> _To be done_: Return every entry exactly.
┌─ Dataset entries
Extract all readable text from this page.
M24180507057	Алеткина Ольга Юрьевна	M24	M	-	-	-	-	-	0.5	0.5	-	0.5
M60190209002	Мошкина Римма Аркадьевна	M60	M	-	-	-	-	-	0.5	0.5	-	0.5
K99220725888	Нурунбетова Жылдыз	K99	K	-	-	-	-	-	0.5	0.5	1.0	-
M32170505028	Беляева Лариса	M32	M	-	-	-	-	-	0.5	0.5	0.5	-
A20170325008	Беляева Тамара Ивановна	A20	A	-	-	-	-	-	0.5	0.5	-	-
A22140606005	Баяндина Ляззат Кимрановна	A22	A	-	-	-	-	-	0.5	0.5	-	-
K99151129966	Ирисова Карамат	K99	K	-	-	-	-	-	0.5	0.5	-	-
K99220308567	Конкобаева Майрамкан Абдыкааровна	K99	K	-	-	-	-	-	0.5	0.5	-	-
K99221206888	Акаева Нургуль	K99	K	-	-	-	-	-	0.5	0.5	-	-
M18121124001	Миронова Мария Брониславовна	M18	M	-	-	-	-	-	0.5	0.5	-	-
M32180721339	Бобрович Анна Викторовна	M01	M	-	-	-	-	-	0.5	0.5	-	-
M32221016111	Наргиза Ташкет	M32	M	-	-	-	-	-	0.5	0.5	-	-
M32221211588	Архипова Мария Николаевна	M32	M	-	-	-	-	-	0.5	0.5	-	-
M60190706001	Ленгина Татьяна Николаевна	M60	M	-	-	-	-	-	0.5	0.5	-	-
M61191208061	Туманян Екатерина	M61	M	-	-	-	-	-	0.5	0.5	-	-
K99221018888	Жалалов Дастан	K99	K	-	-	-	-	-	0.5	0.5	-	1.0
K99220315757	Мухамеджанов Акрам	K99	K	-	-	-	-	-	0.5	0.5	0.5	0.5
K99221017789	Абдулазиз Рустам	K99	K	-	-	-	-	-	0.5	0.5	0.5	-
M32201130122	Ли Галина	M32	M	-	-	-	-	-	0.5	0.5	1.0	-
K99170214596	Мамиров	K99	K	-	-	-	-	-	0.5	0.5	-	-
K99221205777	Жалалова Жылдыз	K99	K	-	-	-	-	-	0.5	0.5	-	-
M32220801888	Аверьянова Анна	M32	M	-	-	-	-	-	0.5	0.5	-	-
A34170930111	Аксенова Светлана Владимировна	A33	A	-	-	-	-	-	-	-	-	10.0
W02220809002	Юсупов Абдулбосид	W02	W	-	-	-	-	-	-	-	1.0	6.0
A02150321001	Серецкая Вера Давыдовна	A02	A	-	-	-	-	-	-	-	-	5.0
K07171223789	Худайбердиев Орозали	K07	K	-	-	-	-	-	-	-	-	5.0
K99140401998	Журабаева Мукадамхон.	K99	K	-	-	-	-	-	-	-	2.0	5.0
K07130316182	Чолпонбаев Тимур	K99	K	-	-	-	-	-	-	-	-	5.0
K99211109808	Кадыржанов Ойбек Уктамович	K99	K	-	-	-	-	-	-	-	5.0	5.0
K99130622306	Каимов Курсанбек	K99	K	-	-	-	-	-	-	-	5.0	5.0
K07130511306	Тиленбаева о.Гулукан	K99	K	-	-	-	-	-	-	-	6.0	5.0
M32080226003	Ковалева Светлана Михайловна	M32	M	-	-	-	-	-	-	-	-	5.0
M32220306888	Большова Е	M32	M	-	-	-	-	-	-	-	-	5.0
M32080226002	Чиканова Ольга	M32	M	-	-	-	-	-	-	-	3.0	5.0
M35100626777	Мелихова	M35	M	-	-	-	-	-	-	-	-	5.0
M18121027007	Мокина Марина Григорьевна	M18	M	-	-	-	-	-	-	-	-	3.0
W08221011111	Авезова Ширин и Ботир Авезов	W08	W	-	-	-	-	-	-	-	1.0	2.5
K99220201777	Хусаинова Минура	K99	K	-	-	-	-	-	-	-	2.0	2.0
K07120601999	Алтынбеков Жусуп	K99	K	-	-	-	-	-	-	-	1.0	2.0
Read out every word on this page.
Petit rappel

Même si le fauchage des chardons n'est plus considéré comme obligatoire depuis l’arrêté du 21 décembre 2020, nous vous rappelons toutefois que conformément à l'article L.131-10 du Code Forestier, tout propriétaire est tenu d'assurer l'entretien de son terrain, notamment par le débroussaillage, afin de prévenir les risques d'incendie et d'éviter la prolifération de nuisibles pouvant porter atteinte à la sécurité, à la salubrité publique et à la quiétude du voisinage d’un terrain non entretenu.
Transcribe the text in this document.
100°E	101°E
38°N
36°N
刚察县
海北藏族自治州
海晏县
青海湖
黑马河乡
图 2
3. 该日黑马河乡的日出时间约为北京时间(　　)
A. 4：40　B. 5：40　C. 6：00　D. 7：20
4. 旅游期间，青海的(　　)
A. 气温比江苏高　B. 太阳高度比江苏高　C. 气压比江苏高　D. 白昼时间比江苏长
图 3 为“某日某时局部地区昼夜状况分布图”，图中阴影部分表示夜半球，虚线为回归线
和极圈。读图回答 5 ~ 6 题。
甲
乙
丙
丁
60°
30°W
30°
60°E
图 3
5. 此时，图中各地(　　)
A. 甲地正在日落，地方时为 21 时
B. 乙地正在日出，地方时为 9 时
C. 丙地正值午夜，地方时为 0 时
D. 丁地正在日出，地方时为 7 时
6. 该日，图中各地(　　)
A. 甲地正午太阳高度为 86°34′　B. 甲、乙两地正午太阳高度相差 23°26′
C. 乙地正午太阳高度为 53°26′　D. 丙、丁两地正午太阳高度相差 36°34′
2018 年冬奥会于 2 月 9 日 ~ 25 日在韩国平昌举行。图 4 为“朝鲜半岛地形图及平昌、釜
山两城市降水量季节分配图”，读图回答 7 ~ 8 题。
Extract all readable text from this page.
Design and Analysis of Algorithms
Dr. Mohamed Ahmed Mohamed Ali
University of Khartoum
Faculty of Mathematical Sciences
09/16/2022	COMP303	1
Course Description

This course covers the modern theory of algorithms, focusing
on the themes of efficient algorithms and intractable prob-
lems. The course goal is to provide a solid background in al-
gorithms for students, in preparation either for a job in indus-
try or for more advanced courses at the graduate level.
└─
> _Task solution_:
Extract all readable text from this page.
M24180507057	Алеткина Ольга Юрьевна	M24	M	-	-	-	-	-	0.5	0.5	-	0.5
M60190209002	Мошкина Римма Аркадьевна	M60	M	-	-	-	-	-	0.5	0.5	-	0.5
K99220725888	Нурунбетова Жылдыз	K99	K	-	-	-	-	-	0.5	0.5	1.0	-
M32170505028	Беляева Лариса	M32	M	-	-	-	-	-	0.5	0.5	0.5	-
A20170325008	Беляева Тамара Ивановна	A20	A	-	-	-	-	-	0.5	0.5	-	-
A22140606005	Баяндина Ляззат Кимрановна	A22	A	-	-	-	-	-	0.5	0.5	-	-
K99151129966	Ирисова Карамат	K99	K	-	-	-	-	-	0.5	0.5	-	-
K99220308567	Конкобаева Майрамкан Абдыкааровна	K99	K	-	-	-	-	-	0.5	0.5	-	-
K99221206888	Акаева Нургуль	K99	K	-	-	-	-	-	0.5	0.5	-	-
M18121124001	Миронова Мария Брониславовна	M18	M	-	-	-	-	-	0.5	0.5	-	-
M32180721339	Бобрович Анна Викторовна	M01	M	-	-	-	-	-	0.5	0.5	-	-
M32221016111	Наргиза Ташкет	M32	M	-	-	-	-	-	0.5	0.5	-	-
M32221211588	Архипова Мария Николаевна	M32	M	-	-	-	-	-	0.5	0.5	-	-
M60190706001	Ленгина Татьяна Николаевна	M60	M	-	-	-	-	-	0.5	0.5	-	-
M61191208061	Туманян Екатерина	M61	M	-	-	-	-	-	0.5	0.5	-	-
K99221018888	Жалалов Дастан	K99	K	-	-	-	-	-	0.5	0.5	-	1.0
K99220315757	Мухамеджанов Акрам	K99	K	-	-	-	-	-	0.5	0.5	0.5	0.5
K99221017789	Абдулазиз Рустам	K99	K	-	-	-	-	-	0.5	0.5	0.5	-
M32201130122	Ли Галина	M32	M	-	-	-	-	-	0.5	0.5	1.0	-
K99170214596	Мамиров	K99	K	-	-	-	-	-	0.5	0.5	-	-
K99221205777	Жалалова Жылдыз	K99	K	-	-	-	-	-	0.5	0.5	-	-
M32220801888	Аверьянова Анна	M32	M	-	-	-	-	-	0.5	0.5	-	-
A34170930111	Аксенова Светлана Владимировна	A33	A	-	-	-	-	-	-	-	-	10.0
W02220809002	Юсупов Абдулбосид	W02	W	-	-	-	-	-	-	-	1.0	6.0
A02150321001	Серецкая Вера Давыдовна	A02	A	-	-	-	-	-	-	-	-	5.0
K07171223789	Худайбердиев Орозали	K07	K	-	-	-	-	-	-	-	-	5.0
K99140401998	Журабаева Мукадамхон.	K99	K	-	-	-	-	-	-	-	2.0	5.0
K07130316182	Чолпонбаев Тимур	K99	K	-	-	-	-	-	-	-	-	5.0
K99211109808	Кадыржанов Ойбек Уктамович	K99	K	-	-	-	-	-	-	-	5.0	5.0
K99130622306	Каимов Курсанбек	K99	K	-	-	-	-	-	-	-	5.0	5.0
K07130511306	Тиленбаева о.Гулукан	K99	K	-	-	-	-	-	-	-	6.0	5.0
M32080226003	Ковалева Светлана Михайловна	M32	M	-	-	-	-	-	-	-	-	5.0
M32220306888	Большова Е	M32	M	-	-	-	-	-	-	-	-	5.0
M32080226002	Чиканова Ольга	M32	M	-	-	-	-	-	-	-	3.0	5.0
M35100626777	Мелихова	M35	M	-	-	-	-	-	-	-	-	5.0
M18121027007	Мокина Марина Григорьевна	M18	M	-	-	-	-	-	-	-	-	3.0
W08221011111	Авезова Ширин и Ботир Авезов	W08	W	-	-	-	-	-	-	-	1.0	2.5
K99220201777	Хусаинова Минура	K99	K	-	-	-	-	-	-	-	2.0	2.0
K07120601999	Алтынбеков Жусуп	K99	K	-	-	-	-	-	-	-	1.0	2.0
Read out every word on this page.
Petit rappel

Même si le fauchage des chardons n'est plus considéré comme obligatoire depuis l’arrêté du 21 décembre 2020, nous vous rappelons toutefois que conformément à l'article L.131-10 du Code Forestier, tout propriétaire est tenu d'assurer l'entretien de son terrain, notamment par le débroussaillage, afin de prévenir les risques d'incendie et d'éviter la prolifération de nuisibles pouvant porter atteinte à la sécurité, à la salubrité publique et à la quiétude du voisinage d’un terrain non entretenu.
Transcribe the text in this document.
100°E	101°E
38°N
36°N
刚察县
海北藏族自治州
海晏县
青海湖
黑马河乡
图 2
3. 该日黑马河乡的日出时间约为北京时间(　　)
A. 4：40　B. 5：40　C. 6：00　D. 7：20
4. 旅游期间，青海的(　　)
A. 气温比江苏高　B. 太阳高度比江苏高　C. 气压比江苏高　D. 白昼时间比江苏长
图 3 为“某日某时局部地区昼夜状况分布图”，图中阴影部分表示夜半球，虚线为回归线
和极圈。读图回答 5 ~ 6 题。
甲
乙
丙
丁
60°
30°W
30°
60°E
图 3
5. 此时，图中各地(　　)
A. 甲地正在日落，地方时为 21 时
B. 乙地正在日出，地方时为 9 时
C. 丙地正值午夜，地方时为 0 时
D. 丁地正在日出，地方时为 7 时
6. 该日，图中各地(　　)
A. 甲地正午太阳高度为 86°34′　B. 甲、乙两地正午太阳高度相差 23°26′
C. 乙地正午太阳高度为 53°26′　D. 丙、丁两地正午太阳高度相差 36°34′
2018 年冬奥会于 2 月 9 日 ~ 25 日在韩国平昌举行。图 4 为“朝鲜半岛地形图及平昌、釜
山两城市降水量季节分配图”，读图回答 7 ~ 8 题。
Extract all readable text from this page.
Design and Analysis of Algorithms
Dr. Mohamed Ahmed Mohamed Ali
University of Khartoum
Faculty of Mathematical Sciences
09/16/2022	COMP303	1
Course Description

This course covers the modern theory of algorithms, focusing
on the themes of efficient algorithms and intractable prob-
lems. The course goal is to provide a solid background in al-
gorithms for students, in preparation either for a job in indus-
try or for more advanced courses at the graduate level.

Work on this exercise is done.